Material provided:
====================
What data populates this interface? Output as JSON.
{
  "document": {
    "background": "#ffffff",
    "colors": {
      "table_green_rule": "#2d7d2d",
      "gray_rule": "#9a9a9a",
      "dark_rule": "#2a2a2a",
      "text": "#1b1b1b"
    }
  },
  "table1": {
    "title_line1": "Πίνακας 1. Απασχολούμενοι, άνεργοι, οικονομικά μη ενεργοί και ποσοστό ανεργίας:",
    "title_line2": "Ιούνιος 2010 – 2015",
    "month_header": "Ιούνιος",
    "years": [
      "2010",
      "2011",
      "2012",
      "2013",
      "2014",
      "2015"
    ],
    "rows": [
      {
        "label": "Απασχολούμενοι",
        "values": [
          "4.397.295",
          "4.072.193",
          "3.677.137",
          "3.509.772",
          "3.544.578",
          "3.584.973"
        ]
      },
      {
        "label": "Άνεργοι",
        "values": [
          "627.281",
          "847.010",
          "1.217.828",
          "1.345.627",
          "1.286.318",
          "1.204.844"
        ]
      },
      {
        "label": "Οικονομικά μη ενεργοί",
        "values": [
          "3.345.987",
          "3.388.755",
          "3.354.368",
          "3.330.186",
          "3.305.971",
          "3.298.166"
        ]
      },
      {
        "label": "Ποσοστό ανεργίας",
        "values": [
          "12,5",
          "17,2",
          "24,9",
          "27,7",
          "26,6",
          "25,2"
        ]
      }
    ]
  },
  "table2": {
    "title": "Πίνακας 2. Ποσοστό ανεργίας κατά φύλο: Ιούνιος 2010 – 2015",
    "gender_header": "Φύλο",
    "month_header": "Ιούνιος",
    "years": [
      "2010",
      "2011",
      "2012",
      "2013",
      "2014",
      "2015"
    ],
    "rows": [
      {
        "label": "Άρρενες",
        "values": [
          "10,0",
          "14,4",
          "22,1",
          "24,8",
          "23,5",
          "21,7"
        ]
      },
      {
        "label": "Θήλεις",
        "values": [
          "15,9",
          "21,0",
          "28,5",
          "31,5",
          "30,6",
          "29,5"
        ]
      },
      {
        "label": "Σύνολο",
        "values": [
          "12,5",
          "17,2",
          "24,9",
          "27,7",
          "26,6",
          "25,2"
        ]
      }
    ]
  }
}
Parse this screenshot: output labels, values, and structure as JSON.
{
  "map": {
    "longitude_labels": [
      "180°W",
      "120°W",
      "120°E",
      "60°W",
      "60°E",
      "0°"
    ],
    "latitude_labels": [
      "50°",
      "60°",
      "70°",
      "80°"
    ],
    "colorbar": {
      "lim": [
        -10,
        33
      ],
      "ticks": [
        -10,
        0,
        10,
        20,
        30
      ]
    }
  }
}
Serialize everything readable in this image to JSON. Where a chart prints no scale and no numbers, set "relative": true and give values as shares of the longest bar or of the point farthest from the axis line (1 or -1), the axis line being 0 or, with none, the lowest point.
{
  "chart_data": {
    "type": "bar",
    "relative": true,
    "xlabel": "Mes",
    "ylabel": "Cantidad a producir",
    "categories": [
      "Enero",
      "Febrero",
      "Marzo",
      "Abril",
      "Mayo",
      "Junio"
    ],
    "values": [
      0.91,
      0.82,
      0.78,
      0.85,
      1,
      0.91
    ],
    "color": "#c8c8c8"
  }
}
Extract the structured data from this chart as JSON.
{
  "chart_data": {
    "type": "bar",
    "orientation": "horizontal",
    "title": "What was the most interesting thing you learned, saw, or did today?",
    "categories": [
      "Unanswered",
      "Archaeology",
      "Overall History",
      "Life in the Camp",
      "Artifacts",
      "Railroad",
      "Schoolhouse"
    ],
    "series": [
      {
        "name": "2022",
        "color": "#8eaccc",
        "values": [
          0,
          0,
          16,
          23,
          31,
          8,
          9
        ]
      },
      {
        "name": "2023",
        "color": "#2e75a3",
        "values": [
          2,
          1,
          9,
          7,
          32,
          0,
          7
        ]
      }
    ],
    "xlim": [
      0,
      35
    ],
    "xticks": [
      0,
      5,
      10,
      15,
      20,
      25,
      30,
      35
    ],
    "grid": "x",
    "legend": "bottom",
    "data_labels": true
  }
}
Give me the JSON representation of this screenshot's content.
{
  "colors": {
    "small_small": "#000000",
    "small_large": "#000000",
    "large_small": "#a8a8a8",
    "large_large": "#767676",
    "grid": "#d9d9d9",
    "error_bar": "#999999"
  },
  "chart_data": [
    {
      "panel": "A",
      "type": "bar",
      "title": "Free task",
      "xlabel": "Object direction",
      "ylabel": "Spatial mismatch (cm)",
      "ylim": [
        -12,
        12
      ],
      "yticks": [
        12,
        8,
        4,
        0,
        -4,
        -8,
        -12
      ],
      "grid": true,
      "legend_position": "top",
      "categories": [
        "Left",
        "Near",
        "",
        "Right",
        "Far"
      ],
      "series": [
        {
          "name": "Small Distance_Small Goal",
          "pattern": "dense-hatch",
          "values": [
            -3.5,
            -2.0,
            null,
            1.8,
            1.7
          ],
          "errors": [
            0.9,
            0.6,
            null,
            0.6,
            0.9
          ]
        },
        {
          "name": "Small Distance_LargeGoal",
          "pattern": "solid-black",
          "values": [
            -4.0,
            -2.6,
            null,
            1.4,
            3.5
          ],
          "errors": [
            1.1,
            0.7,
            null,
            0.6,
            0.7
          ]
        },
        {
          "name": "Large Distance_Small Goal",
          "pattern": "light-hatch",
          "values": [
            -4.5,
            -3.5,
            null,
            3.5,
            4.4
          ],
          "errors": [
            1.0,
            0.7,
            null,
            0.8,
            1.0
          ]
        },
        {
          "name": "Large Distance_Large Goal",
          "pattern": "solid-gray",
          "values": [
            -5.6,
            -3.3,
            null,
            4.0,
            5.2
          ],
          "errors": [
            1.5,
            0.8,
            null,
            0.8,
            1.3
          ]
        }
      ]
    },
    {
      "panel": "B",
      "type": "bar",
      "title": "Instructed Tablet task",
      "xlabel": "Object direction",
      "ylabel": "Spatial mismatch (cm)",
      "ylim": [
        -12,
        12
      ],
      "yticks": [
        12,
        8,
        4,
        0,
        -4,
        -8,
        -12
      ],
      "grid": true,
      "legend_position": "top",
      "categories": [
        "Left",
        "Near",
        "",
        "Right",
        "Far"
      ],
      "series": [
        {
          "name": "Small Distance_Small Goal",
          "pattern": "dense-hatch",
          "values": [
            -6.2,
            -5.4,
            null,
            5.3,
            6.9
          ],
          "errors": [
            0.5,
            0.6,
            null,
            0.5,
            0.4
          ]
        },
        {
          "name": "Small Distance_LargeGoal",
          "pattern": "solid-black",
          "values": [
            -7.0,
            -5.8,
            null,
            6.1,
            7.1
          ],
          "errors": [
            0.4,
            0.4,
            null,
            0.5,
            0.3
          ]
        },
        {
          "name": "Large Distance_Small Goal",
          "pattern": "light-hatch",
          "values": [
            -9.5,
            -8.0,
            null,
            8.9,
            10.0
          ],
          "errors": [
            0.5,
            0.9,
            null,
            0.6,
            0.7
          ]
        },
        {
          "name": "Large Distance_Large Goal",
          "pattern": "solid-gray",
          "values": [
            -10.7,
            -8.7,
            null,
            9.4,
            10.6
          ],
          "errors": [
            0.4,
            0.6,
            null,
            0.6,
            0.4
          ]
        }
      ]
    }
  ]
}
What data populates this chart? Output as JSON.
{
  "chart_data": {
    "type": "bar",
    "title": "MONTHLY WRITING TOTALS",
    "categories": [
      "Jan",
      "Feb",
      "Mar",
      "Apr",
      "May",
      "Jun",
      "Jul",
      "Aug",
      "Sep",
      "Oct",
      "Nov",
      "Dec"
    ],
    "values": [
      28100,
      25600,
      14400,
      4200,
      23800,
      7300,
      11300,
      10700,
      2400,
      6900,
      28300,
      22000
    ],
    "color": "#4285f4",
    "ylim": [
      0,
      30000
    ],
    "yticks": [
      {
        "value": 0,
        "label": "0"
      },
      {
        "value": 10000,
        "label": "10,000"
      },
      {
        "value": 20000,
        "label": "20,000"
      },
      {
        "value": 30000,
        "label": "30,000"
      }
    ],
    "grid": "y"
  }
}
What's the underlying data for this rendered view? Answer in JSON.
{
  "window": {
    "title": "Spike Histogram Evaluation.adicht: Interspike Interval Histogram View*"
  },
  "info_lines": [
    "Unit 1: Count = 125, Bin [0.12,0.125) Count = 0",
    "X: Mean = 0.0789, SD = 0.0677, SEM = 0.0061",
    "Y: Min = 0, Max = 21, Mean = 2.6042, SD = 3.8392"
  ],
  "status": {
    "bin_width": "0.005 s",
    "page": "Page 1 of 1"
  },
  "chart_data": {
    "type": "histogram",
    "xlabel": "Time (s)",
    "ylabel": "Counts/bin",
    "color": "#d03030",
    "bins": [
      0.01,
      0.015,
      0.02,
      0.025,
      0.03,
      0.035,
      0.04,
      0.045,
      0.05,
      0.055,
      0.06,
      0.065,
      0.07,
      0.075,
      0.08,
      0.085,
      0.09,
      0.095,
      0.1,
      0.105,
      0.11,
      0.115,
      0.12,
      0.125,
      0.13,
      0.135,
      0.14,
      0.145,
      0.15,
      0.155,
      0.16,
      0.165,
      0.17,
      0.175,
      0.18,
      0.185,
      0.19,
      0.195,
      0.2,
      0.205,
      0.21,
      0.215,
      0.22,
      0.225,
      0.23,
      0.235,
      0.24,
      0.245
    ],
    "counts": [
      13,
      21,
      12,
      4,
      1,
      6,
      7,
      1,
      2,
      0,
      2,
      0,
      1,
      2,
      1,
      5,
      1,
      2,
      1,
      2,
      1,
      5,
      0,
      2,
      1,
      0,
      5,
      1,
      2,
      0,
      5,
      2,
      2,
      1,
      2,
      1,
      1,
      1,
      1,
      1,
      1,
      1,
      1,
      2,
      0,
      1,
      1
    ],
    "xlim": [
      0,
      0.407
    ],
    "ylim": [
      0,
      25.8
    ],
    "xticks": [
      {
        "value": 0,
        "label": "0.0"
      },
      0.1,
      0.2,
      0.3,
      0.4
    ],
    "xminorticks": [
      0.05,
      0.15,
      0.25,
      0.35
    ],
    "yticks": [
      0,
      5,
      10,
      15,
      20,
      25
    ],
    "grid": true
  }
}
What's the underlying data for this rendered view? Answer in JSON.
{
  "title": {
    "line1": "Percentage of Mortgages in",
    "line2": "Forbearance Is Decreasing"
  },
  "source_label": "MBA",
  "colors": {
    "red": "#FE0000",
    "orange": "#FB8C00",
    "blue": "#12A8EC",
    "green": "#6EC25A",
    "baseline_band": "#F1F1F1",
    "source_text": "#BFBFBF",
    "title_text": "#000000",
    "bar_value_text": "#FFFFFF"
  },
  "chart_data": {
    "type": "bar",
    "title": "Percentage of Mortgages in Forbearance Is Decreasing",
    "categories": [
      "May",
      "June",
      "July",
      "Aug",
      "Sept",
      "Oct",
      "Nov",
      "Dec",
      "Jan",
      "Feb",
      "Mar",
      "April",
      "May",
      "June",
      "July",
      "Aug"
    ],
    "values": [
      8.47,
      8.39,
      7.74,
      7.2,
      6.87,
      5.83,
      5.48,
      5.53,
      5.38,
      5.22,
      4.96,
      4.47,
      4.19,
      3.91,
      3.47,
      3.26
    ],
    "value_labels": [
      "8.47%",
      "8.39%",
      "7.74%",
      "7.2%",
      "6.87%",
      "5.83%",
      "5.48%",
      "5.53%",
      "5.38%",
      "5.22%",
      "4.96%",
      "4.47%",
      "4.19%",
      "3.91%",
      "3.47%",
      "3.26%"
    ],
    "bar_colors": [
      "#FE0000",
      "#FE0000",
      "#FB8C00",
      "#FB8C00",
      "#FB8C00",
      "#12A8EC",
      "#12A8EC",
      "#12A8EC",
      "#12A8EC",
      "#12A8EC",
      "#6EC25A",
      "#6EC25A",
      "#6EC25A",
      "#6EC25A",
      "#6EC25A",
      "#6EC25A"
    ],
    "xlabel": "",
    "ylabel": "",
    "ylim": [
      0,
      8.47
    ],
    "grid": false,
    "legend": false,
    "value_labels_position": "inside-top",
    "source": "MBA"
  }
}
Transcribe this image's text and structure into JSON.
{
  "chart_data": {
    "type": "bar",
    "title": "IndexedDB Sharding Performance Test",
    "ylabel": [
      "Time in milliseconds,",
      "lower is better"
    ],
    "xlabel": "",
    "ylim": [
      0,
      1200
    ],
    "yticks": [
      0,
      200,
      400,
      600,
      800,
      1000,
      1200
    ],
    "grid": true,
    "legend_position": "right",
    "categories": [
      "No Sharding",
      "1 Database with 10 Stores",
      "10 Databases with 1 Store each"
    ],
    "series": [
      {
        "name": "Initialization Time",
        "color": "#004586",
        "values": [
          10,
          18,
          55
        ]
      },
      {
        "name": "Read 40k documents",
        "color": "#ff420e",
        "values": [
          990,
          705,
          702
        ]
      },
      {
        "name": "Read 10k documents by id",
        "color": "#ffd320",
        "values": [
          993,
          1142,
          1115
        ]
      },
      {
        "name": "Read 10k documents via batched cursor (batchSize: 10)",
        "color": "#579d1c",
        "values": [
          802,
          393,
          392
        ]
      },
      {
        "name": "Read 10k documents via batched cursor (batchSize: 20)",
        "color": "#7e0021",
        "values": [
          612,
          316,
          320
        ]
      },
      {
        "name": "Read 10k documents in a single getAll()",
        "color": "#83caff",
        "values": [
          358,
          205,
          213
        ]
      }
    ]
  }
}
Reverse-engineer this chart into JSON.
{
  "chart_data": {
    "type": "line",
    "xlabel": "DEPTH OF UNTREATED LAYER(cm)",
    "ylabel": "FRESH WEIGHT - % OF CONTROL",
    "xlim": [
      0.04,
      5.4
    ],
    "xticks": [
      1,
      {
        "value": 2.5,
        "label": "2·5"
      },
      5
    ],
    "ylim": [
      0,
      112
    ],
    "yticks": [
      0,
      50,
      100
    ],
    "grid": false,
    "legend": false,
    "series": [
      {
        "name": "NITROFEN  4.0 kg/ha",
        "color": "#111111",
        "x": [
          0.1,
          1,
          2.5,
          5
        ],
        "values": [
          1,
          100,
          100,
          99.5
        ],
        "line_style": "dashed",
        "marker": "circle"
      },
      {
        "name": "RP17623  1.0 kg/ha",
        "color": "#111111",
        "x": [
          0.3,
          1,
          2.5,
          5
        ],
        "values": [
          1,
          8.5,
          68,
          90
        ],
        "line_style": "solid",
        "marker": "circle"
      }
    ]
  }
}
====================
Exercise goal: Review the material and copy each line in which the word "populates" appears.

Reply:
What data populates this interface? Output as JSON.
What data populates this chart? Output as JSON.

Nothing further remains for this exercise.